■ Dataset excerpt:
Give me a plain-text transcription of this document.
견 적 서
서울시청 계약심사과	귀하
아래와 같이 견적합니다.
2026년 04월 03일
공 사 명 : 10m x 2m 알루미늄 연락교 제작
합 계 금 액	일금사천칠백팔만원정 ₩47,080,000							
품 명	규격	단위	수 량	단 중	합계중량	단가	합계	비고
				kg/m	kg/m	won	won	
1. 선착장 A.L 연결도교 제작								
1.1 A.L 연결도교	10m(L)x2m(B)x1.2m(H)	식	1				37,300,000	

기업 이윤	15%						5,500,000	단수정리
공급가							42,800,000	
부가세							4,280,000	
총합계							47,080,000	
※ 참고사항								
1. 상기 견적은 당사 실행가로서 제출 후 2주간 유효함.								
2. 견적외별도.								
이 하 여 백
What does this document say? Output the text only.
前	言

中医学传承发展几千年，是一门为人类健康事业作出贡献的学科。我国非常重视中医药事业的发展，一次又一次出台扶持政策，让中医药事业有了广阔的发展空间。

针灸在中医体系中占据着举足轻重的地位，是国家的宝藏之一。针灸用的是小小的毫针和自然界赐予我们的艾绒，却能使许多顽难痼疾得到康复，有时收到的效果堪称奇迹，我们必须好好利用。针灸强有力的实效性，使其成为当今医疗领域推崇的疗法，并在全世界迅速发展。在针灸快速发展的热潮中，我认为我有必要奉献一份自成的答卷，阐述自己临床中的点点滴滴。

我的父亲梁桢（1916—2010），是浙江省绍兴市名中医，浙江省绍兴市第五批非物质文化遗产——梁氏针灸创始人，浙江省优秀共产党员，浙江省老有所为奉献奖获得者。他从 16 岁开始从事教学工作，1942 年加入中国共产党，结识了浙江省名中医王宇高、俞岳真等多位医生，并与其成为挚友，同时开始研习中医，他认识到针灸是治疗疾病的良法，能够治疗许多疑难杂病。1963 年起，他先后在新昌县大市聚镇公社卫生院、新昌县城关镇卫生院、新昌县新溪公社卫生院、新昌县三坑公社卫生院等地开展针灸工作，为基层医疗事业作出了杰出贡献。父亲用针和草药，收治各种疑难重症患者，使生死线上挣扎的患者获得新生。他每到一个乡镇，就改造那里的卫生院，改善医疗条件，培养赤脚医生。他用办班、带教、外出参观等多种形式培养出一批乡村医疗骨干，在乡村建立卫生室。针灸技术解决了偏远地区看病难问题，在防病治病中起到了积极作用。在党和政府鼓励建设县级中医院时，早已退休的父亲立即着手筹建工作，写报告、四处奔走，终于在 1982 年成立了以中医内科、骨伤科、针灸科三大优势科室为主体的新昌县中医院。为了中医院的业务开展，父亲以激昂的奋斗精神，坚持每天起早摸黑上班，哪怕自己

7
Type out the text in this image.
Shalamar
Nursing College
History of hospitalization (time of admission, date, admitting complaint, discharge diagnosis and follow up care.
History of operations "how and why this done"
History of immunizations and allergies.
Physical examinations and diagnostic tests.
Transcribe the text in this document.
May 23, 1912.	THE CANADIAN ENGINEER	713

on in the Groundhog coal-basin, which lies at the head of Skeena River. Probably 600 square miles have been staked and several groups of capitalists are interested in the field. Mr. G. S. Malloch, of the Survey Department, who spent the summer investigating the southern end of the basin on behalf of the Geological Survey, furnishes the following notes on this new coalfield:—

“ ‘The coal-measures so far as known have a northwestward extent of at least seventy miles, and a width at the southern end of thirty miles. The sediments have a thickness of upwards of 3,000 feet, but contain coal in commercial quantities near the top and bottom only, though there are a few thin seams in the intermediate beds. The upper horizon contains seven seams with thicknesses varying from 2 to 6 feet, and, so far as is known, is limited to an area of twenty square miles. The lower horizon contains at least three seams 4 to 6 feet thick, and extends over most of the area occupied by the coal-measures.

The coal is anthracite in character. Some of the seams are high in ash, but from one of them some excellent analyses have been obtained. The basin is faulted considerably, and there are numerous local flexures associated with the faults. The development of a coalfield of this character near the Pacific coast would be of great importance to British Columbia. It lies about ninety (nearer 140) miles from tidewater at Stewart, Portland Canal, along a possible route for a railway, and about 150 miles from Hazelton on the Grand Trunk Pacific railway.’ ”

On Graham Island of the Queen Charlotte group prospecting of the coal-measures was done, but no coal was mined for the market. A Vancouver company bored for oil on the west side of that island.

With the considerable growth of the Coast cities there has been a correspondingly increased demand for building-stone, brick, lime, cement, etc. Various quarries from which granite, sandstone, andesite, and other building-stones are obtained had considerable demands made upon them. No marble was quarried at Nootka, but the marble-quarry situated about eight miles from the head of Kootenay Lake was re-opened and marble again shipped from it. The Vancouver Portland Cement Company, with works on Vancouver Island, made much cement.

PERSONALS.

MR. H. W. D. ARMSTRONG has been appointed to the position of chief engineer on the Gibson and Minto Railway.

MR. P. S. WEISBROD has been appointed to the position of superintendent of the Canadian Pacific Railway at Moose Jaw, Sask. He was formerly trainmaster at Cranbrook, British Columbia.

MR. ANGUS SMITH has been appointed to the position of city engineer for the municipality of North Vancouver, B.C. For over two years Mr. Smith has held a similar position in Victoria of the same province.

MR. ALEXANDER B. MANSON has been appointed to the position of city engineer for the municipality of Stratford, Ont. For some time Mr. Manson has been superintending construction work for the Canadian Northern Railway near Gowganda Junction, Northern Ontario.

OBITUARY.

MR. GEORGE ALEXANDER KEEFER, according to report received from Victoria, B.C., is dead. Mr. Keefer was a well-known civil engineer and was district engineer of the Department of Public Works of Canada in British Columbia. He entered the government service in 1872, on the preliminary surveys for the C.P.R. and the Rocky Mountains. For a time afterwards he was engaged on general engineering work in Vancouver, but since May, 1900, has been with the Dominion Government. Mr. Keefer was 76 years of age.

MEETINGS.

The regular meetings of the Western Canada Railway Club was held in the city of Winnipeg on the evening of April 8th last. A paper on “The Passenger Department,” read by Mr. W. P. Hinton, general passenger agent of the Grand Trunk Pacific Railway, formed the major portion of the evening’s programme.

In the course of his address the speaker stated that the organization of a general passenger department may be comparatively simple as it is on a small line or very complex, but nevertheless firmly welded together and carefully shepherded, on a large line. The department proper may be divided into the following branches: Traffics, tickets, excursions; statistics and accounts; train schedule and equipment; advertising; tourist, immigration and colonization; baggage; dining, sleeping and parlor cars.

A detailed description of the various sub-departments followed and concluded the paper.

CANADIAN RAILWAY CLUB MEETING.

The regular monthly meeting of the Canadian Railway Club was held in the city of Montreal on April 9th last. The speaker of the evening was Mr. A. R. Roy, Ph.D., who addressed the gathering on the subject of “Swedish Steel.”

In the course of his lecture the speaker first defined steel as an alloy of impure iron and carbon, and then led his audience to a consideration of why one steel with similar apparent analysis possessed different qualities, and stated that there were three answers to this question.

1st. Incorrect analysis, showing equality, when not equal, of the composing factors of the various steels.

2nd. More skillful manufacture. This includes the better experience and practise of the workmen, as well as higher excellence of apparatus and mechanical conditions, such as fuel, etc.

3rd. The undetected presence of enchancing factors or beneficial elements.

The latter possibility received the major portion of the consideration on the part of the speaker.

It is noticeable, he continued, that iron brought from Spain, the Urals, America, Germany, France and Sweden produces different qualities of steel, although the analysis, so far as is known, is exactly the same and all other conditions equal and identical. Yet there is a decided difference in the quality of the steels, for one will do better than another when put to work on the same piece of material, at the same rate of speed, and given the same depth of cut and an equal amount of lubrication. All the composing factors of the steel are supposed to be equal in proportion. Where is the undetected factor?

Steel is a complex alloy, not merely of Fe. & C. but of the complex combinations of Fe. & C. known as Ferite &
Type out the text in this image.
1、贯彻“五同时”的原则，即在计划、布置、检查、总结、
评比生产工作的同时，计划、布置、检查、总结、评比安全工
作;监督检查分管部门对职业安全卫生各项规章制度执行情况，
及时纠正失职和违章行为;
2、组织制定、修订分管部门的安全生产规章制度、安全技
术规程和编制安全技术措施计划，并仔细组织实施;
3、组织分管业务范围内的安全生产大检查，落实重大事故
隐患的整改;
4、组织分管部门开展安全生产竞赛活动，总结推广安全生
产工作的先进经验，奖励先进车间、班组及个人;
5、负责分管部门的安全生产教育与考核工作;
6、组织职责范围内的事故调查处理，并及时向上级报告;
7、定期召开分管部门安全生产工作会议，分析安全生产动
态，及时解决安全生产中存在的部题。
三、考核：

■ What to produce:
Using the listing above, pull out all lines that hold the word "consideration".

■ Response to this task:
In the course of his lecture the speaker first defined steel as an alloy of impure iron and carbon, and then led his audience to a consideration of why one steel with similar apparent analysis possessed different qualities, and stated that there were three answers to this question.
The latter possibility received the major portion of the consideration on the part of the speaker.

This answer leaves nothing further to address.